DIRECTIVE
Copy out all lines carrying the word "Notes".

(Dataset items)
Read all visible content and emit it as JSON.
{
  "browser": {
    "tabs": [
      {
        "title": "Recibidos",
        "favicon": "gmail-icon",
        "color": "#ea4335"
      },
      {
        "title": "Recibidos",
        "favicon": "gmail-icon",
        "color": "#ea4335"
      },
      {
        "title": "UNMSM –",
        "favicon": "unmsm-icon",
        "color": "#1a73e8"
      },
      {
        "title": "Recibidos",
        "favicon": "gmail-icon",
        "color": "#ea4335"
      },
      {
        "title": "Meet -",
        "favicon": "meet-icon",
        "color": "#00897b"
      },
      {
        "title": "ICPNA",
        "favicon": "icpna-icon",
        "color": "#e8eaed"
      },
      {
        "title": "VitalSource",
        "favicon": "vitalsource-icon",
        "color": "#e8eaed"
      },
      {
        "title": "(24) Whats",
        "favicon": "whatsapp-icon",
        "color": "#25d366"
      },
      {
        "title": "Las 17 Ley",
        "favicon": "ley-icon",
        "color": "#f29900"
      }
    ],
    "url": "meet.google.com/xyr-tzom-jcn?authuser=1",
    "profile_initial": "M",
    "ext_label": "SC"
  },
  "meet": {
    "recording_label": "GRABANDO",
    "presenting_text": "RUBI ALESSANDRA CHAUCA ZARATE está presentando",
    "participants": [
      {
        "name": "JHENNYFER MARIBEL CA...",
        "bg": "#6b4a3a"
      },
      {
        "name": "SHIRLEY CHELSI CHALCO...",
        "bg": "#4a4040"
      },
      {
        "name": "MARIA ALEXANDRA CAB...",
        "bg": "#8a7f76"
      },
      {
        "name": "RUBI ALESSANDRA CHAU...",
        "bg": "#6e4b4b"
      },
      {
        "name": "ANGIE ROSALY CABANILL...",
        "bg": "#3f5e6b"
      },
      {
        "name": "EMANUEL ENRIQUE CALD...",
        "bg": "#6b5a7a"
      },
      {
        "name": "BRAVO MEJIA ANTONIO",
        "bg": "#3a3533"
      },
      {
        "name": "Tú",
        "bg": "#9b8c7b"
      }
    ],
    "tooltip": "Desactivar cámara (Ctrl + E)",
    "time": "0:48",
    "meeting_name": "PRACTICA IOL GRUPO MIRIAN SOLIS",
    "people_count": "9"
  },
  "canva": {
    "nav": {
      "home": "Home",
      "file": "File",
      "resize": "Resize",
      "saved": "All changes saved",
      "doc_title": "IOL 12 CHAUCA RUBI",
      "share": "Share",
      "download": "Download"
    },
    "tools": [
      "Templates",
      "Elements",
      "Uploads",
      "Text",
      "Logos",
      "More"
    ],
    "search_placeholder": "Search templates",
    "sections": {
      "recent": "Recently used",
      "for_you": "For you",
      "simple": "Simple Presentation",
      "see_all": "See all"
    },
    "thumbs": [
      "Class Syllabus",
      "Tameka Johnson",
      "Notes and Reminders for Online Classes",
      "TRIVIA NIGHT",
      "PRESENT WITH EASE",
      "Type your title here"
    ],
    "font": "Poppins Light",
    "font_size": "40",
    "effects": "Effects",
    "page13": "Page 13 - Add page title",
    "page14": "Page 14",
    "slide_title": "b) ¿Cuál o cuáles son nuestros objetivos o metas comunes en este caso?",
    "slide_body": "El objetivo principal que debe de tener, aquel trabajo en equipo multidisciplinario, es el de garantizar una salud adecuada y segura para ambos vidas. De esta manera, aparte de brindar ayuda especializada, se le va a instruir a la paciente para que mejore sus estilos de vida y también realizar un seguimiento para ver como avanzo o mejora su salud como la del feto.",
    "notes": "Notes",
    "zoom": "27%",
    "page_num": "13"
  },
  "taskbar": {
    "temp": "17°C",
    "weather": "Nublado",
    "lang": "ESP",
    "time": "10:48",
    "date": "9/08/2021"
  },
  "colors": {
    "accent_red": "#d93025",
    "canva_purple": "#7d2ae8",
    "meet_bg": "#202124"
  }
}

FINISHED EXERCISE
      "Notes and Reminders for Online Classes",
    "notes": "Notes",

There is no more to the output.